▸ **What is needed**: Copy the data precisely, character for character, and leave out every picture.

Figure collection entries:

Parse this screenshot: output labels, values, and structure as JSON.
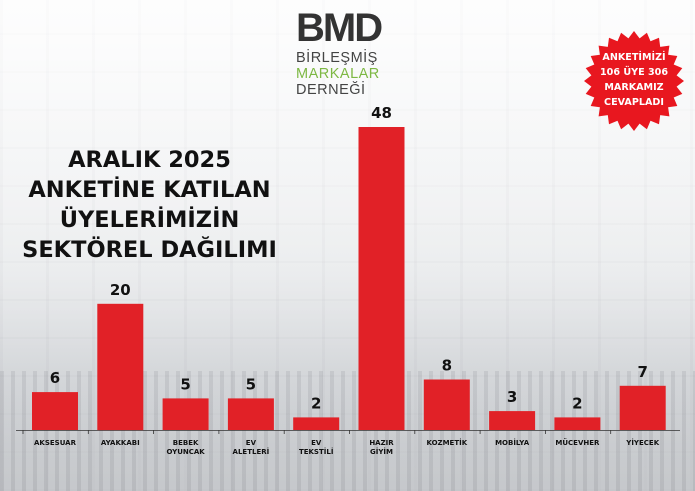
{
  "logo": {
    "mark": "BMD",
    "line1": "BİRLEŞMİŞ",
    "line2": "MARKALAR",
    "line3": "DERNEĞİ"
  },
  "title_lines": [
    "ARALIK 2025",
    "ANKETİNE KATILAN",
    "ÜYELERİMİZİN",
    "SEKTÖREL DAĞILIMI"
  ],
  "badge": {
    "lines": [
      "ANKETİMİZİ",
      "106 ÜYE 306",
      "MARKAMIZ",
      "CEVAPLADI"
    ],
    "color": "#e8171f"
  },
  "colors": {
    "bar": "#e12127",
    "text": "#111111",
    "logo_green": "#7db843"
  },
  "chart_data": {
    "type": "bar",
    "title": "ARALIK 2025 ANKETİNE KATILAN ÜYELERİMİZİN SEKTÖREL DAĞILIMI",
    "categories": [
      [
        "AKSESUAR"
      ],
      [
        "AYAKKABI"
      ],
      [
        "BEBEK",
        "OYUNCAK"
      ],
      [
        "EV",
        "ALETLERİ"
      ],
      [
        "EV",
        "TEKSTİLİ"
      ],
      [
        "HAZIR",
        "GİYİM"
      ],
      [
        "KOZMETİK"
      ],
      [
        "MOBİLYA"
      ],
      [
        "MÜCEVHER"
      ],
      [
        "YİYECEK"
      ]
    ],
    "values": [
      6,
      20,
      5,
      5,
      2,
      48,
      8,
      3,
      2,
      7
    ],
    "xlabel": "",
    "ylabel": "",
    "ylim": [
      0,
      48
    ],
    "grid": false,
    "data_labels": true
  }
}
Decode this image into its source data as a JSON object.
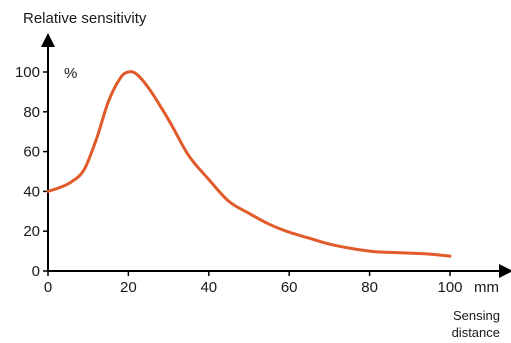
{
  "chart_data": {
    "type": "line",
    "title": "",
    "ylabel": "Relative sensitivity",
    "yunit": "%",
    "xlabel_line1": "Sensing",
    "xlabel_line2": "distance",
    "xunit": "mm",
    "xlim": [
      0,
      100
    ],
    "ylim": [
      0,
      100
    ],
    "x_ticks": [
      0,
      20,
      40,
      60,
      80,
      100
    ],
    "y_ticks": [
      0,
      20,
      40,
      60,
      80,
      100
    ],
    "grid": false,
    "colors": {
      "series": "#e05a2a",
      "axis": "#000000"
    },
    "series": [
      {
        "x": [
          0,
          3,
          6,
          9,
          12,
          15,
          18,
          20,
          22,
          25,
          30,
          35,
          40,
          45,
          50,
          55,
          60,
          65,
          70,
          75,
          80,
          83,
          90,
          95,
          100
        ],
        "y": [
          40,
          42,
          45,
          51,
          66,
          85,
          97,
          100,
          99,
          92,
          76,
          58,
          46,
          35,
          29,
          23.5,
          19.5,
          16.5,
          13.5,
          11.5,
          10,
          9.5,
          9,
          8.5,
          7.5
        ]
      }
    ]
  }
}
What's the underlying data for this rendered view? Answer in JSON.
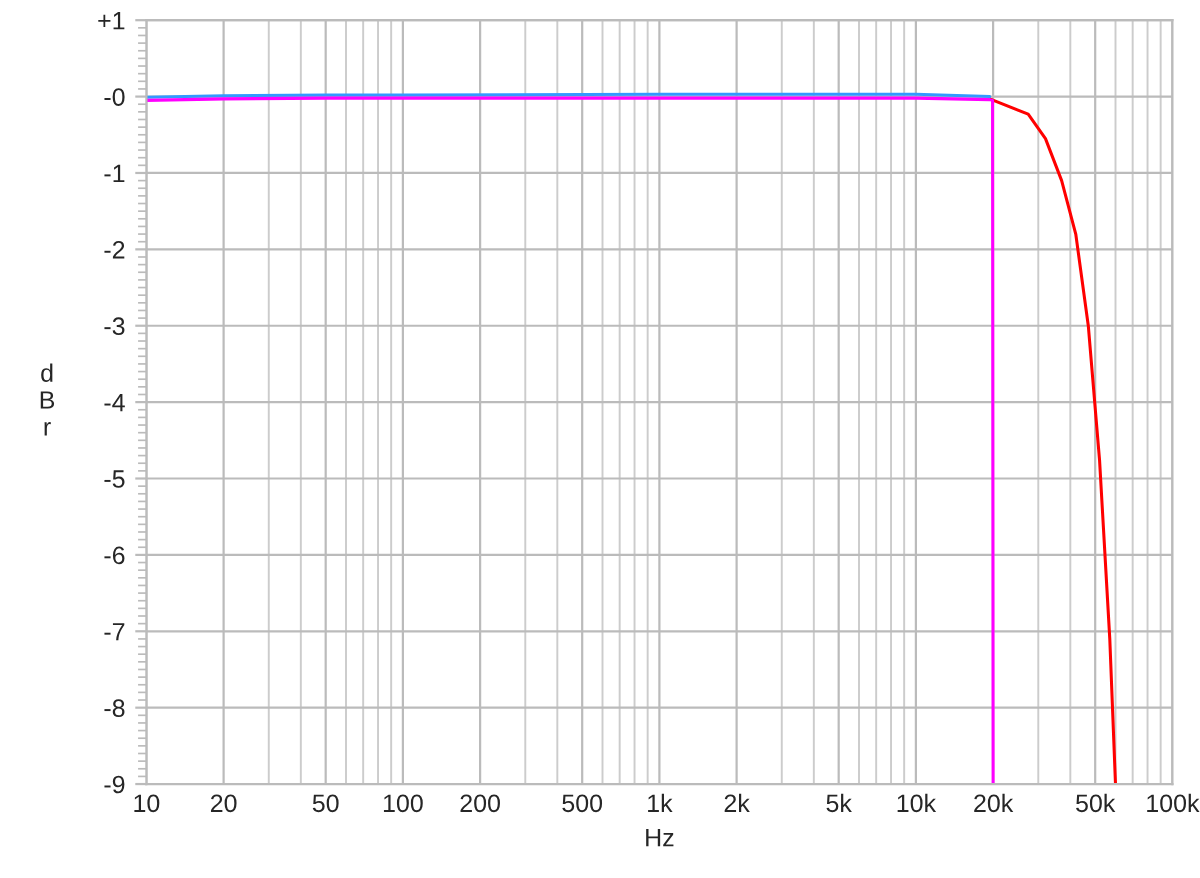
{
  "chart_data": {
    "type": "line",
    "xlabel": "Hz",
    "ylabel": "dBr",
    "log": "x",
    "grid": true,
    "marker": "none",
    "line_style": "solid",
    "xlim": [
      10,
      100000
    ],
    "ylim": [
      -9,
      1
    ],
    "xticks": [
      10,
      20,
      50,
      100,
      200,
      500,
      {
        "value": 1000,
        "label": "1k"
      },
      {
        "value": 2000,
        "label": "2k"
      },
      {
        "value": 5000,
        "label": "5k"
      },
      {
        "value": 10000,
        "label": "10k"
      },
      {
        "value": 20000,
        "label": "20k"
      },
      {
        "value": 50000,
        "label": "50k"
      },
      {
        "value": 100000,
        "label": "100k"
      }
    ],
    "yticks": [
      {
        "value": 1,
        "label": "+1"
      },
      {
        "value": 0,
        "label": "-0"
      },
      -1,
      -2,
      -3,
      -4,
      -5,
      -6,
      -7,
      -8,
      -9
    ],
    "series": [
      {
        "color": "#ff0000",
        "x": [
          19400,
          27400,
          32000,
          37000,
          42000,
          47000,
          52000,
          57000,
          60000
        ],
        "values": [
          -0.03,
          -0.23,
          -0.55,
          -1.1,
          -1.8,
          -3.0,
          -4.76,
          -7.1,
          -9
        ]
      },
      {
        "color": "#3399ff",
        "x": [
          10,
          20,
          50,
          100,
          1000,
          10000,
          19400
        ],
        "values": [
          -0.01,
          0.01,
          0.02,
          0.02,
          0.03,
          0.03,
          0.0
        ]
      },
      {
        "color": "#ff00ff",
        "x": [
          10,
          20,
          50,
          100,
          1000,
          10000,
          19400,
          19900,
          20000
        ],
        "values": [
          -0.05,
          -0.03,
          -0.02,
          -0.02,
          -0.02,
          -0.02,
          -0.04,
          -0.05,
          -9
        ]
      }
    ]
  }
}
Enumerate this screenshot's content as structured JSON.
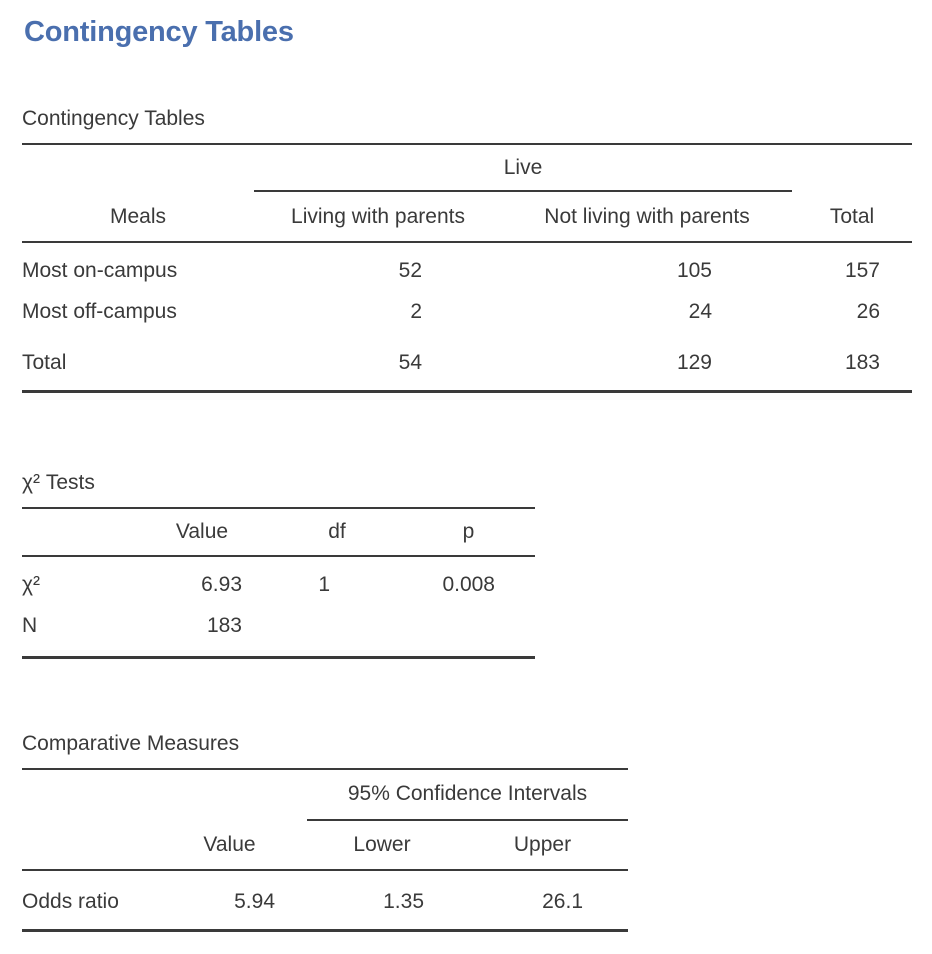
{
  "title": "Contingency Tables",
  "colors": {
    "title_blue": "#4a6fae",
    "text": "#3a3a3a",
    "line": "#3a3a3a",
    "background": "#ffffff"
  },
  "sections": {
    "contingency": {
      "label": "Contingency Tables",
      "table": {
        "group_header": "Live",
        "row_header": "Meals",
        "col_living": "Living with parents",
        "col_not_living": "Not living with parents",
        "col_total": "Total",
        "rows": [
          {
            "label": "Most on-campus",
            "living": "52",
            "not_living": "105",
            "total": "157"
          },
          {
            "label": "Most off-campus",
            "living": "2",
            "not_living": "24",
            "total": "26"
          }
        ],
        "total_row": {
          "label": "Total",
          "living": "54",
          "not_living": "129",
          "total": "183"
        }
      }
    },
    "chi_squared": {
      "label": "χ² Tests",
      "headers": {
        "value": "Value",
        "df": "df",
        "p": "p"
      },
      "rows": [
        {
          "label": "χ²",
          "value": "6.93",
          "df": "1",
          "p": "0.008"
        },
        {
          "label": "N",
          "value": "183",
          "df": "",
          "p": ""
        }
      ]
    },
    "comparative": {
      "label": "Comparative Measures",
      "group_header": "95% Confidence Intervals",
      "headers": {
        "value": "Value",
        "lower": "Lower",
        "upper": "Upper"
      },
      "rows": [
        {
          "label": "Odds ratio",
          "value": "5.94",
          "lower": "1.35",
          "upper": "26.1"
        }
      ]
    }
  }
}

▸ **Written answer**:
Parse this screenshot: output labels, values, and structure as JSON.
{
  "logo": {
    "mark": "BMD",
    "line1": "BİRLEŞMİŞ",
    "line2": "MARKALAR",
    "line3": "DERNEĞİ"
  },
  "title_lines": [
    "ARALIK 2025",
    "ANKETİNE KATILAN",
    "ÜYELERİMİZİN",
    "SEKTÖREL DAĞILIMI"
  ],
  "badge": {
    "lines": [
      "ANKETİMİZİ",
      "106 ÜYE 306",
      "MARKAMIZ",
      "CEVAPLADI"
    ],
    "color": "#e8171f"
  },
  "colors": {
    "bar": "#e12127",
    "text": "#111111",
    "logo_green": "#7db843"
  },
  "chart_data": {
    "type": "bar",
    "title": "ARALIK 2025 ANKETİNE KATILAN ÜYELERİMİZİN SEKTÖREL DAĞILIMI",
    "categories": [
      [
        "AKSESUAR"
      ],
      [
        "AYAKKABI"
      ],
      [
        "BEBEK",
        "OYUNCAK"
      ],
      [
        "EV",
        "ALETLERİ"
      ],
      [
        "EV",
        "TEKSTİLİ"
      ],
      [
        "HAZIR",
        "GİYİM"
      ],
      [
        "KOZMETİK"
      ],
      [
        "MOBİLYA"
      ],
      [
        "MÜCEVHER"
      ],
      [
        "YİYECEK"
      ]
    ],
    "values": [
      6,
      20,
      5,
      5,
      2,
      48,
      8,
      3,
      2,
      7
    ],
    "xlabel": "",
    "ylabel": "",
    "ylim": [
      0,
      48
    ],
    "grid": false,
    "data_labels": true
  }
}
Decode this image into its source data as a JSON object.
{
  "chart_data": {
    "type": "line",
    "title": "",
    "ylabel": "Relative sensitivity",
    "yunit": "%",
    "xlabel_line1": "Sensing",
    "xlabel_line2": "distance",
    "xunit": "mm",
    "xlim": [
      0,
      100
    ],
    "ylim": [
      0,
      100
    ],
    "x_ticks": [
      0,
      20,
      40,
      60,
      80,
      100
    ],
    "y_ticks": [
      0,
      20,
      40,
      60,
      80,
      100
    ],
    "grid": false,
    "colors": {
      "series": "#e05a2a",
      "axis": "#000000"
    },
    "series": [
      {
        "x": [
          0,
          3,
          6,
          9,
          12,
          15,
          18,
          20,
          22,
          25,
          30,
          35,
          40,
          45,
          50,
          55,
          60,
          65,
          70,
          75,
          80,
          83,
          90,
          95,
          100
        ],
        "y": [
          40,
          42,
          45,
          51,
          66,
          85,
          97,
          100,
          99,
          92,
          76,
          58,
          46,
          35,
          29,
          23.5,
          19.5,
          16.5,
          13.5,
          11.5,
          10,
          9.5,
          9,
          8.5,
          7.5
        ]
      }
    ]
  }
}
What's the underlying data for this rendered view? Answer in JSON.
{
  "chart_data": {
    "type": "line",
    "xlabel": "Hz",
    "ylabel": "dBr",
    "log": "x",
    "grid": true,
    "marker": "none",
    "line_style": "solid",
    "xlim": [
      10,
      100000
    ],
    "ylim": [
      -9,
      1
    ],
    "xticks": [
      10,
      20,
      50,
      100,
      200,
      500,
      {
        "value": 1000,
        "label": "1k"
      },
      {
        "value": 2000,
        "label": "2k"
      },
      {
        "value": 5000,
        "label": "5k"
      },
      {
        "value": 10000,
        "label": "10k"
      },
      {
        "value": 20000,
        "label": "20k"
      },
      {
        "value": 50000,
        "label": "50k"
      },
      {
        "value": 100000,
        "label": "100k"
      }
    ],
    "yticks": [
      {
        "value": 1,
        "label": "+1"
      },
      {
        "value": 0,
        "label": "-0"
      },
      -1,
      -2,
      -3,
      -4,
      -5,
      -6,
      -7,
      -8,
      -9
    ],
    "series": [
      {
        "color": "#ff0000",
        "x": [
          19400,
          27400,
          32000,
          37000,
          42000,
          47000,
          52000,
          57000,
          60000
        ],
        "values": [
          -0.03,
          -0.23,
          -0.55,
          -1.1,
          -1.8,
          -3.0,
          -4.76,
          -7.1,
          -9
        ]
      },
      {
        "color": "#3399ff",
        "x": [
          10,
          20,
          50,
          100,
          1000,
          10000,
          19400
        ],
        "values": [
          -0.01,
          0.01,
          0.02,
          0.02,
          0.03,
          0.03,
          0.0
        ]
      },
      {
        "color": "#ff00ff",
        "x": [
          10,
          20,
          50,
          100,
          1000,
          10000,
          19400,
          19900,
          20000
        ],
        "values": [
          -0.05,
          -0.03,
          -0.02,
          -0.02,
          -0.02,
          -0.02,
          -0.04,
          -0.05,
          -9
        ]
      }
    ]
  }
}
Enumerate this screenshot's content as structured JSON.
{
  "title": "Contingency Tables",
  "colors": {
    "title_blue": "#4a6fae",
    "text": "#3a3a3a",
    "line": "#3a3a3a",
    "background": "#ffffff"
  },
  "sections": {
    "contingency": {
      "label": "Contingency Tables",
      "table": {
        "group_header": "Live",
        "row_header": "Meals",
        "col_living": "Living with parents",
        "col_not_living": "Not living with parents",
        "col_total": "Total",
        "rows": [
          {
            "label": "Most on-campus",
            "living": "52",
            "not_living": "105",
            "total": "157"
          },
          {
            "label": "Most off-campus",
            "living": "2",
            "not_living": "24",
            "total": "26"
          }
        ],
        "total_row": {
          "label": "Total",
          "living": "54",
          "not_living": "129",
          "total": "183"
        }
      }
    },
    "chi_squared": {
      "label": "χ² Tests",
      "headers": {
        "value": "Value",
        "df": "df",
        "p": "p"
      },
      "rows": [
        {
          "label": "χ²",
          "value": "6.93",
          "df": "1",
          "p": "0.008"
        },
        {
          "label": "N",
          "value": "183",
          "df": "",
          "p": ""
        }
      ]
    },
    "comparative": {
      "label": "Comparative Measures",
      "group_header": "95% Confidence Intervals",
      "headers": {
        "value": "Value",
        "lower": "Lower",
        "upper": "Upper"
      },
      "rows": [
        {
          "label": "Odds ratio",
          "value": "5.94",
          "lower": "1.35",
          "upper": "26.1"
        }
      ]
    }
  }
}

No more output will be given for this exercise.